- Directions -
Reproduce the records that follow in full, excluding any picture they contain.

- Material for this exercise -
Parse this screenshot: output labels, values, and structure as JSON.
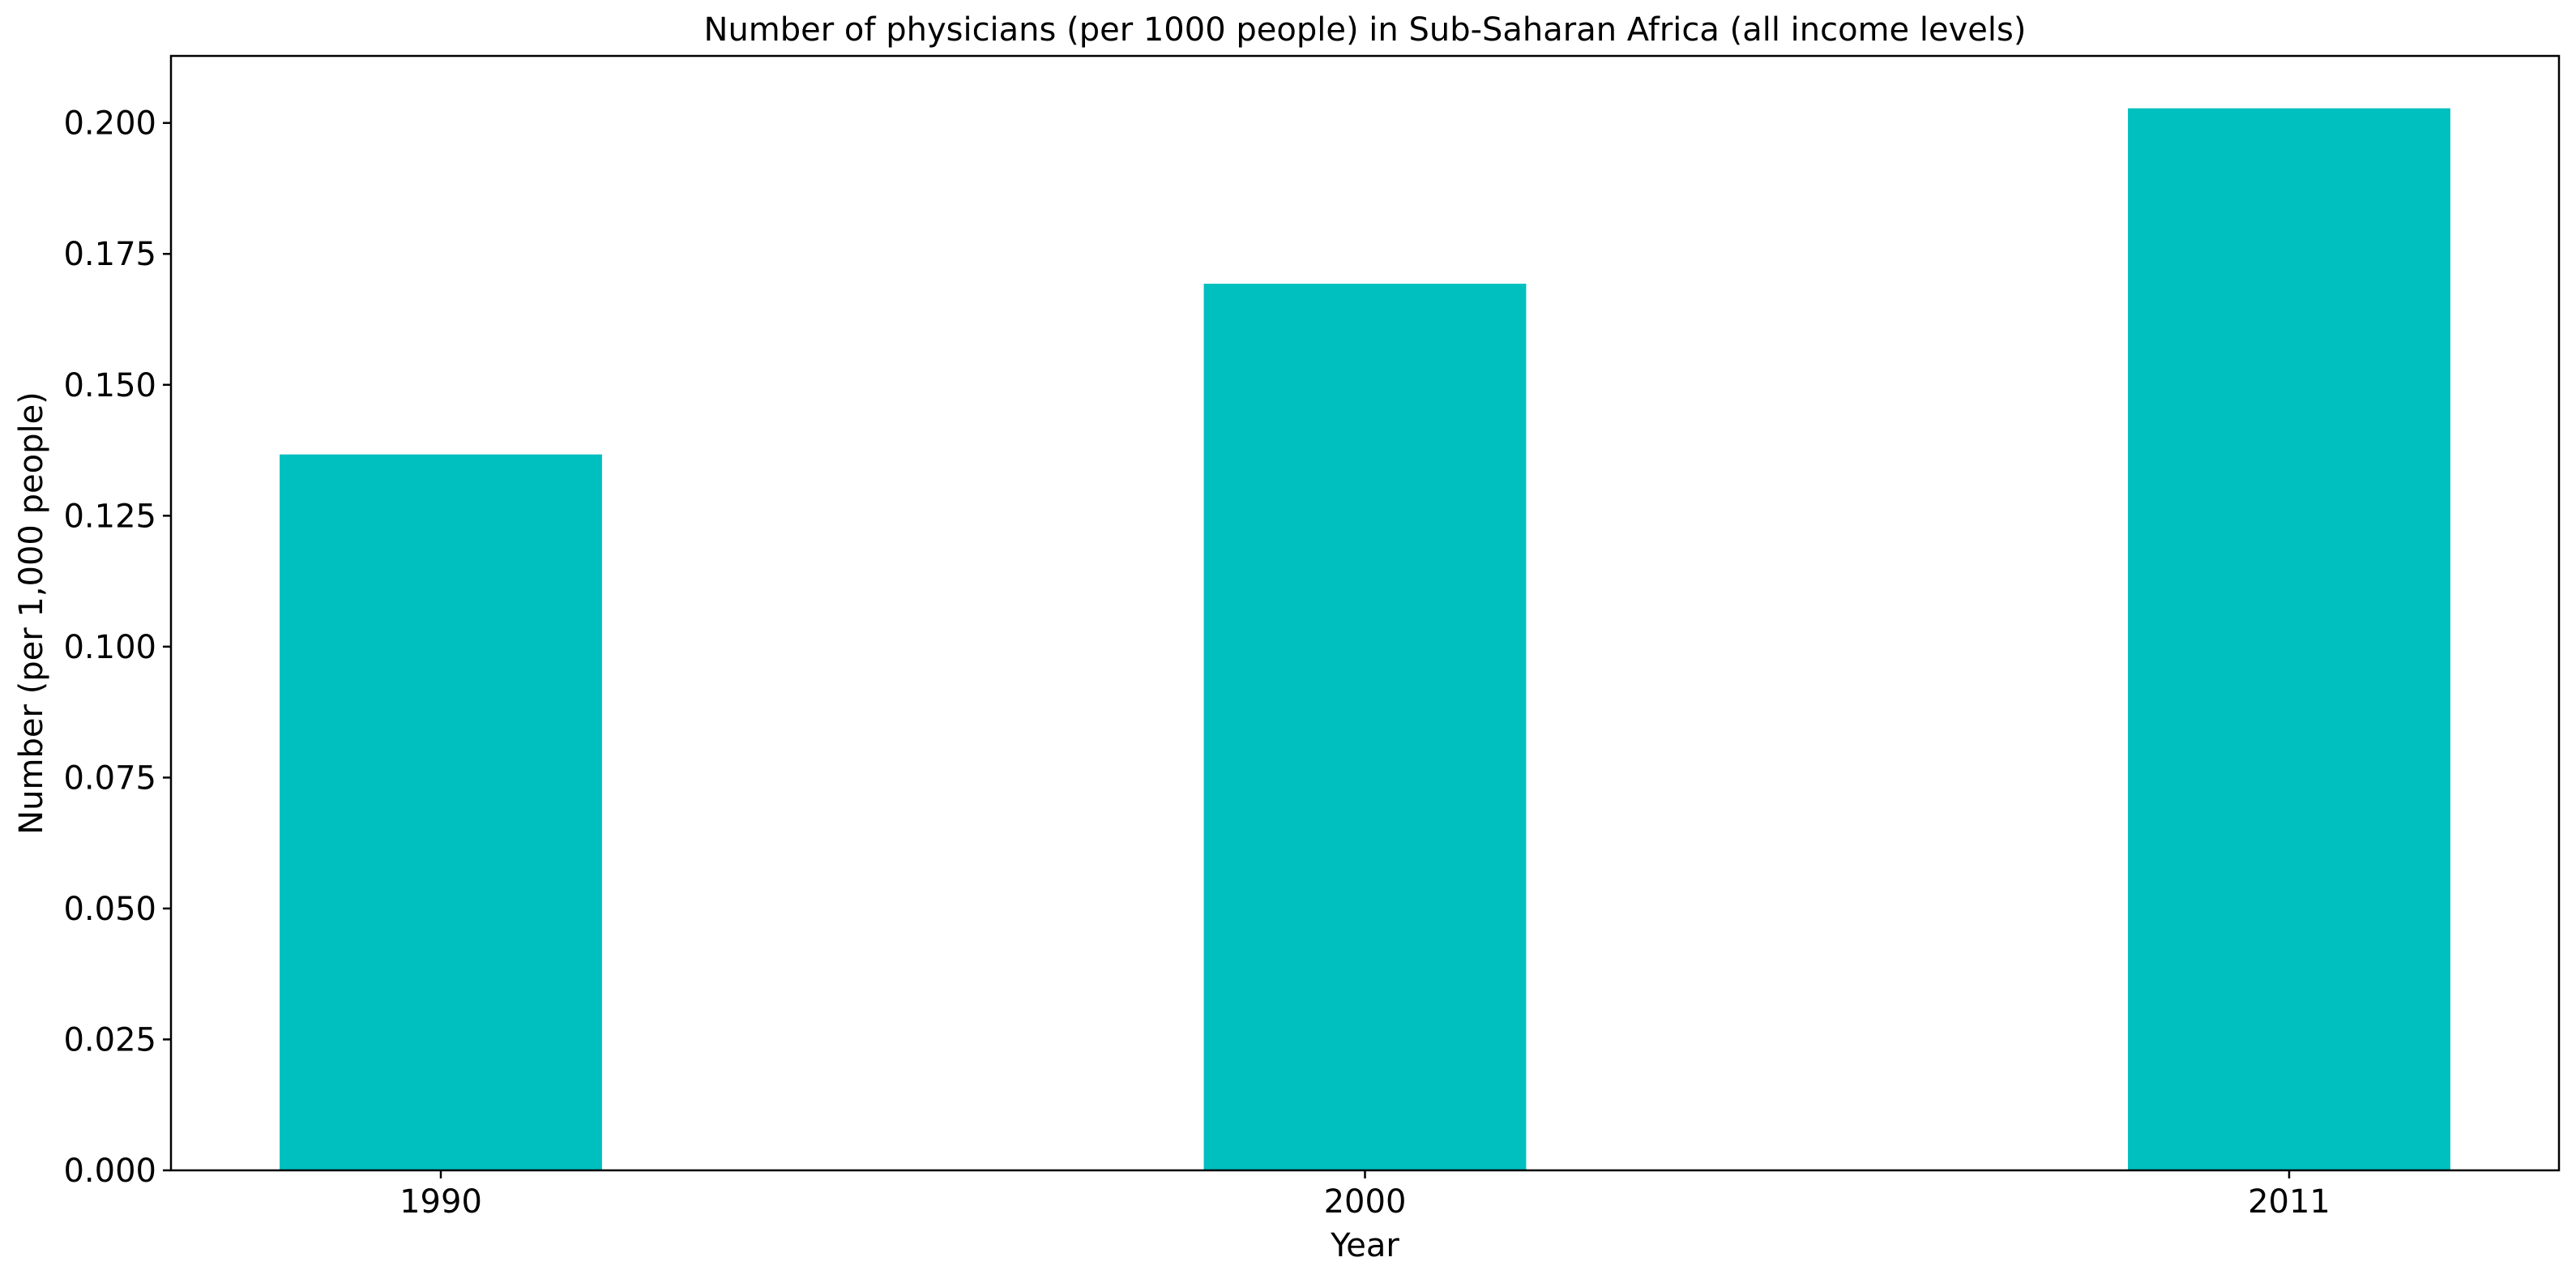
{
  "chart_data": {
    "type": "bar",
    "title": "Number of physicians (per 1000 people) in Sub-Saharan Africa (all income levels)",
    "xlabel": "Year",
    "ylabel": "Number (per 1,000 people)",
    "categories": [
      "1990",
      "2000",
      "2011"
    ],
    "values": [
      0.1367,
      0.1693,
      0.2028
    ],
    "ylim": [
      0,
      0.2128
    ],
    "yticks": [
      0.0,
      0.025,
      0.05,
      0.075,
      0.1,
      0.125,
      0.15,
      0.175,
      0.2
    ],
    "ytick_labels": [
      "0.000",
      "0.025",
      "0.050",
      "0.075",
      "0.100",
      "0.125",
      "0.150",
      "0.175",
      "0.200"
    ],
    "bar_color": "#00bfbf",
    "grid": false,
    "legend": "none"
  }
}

- Expected answer -
Parse this screenshot: output labels, values, and structure as JSON.
{
  "chart_data": {
    "type": "bar",
    "title": "Number of physicians (per 1000 people) in Sub-Saharan Africa (all income levels)",
    "xlabel": "Year",
    "ylabel": "Number (per 1,000 people)",
    "categories": [
      "1990",
      "2000",
      "2011"
    ],
    "values": [
      0.1367,
      0.1693,
      0.2028
    ],
    "ylim": [
      0,
      0.2128
    ],
    "yticks": [
      0.0,
      0.025,
      0.05,
      0.075,
      0.1,
      0.125,
      0.15,
      0.175,
      0.2
    ],
    "ytick_labels": [
      "0.000",
      "0.025",
      "0.050",
      "0.075",
      "0.100",
      "0.125",
      "0.150",
      "0.175",
      "0.200"
    ],
    "bar_color": "#00bfbf",
    "grid": false,
    "legend": "none"
  }
}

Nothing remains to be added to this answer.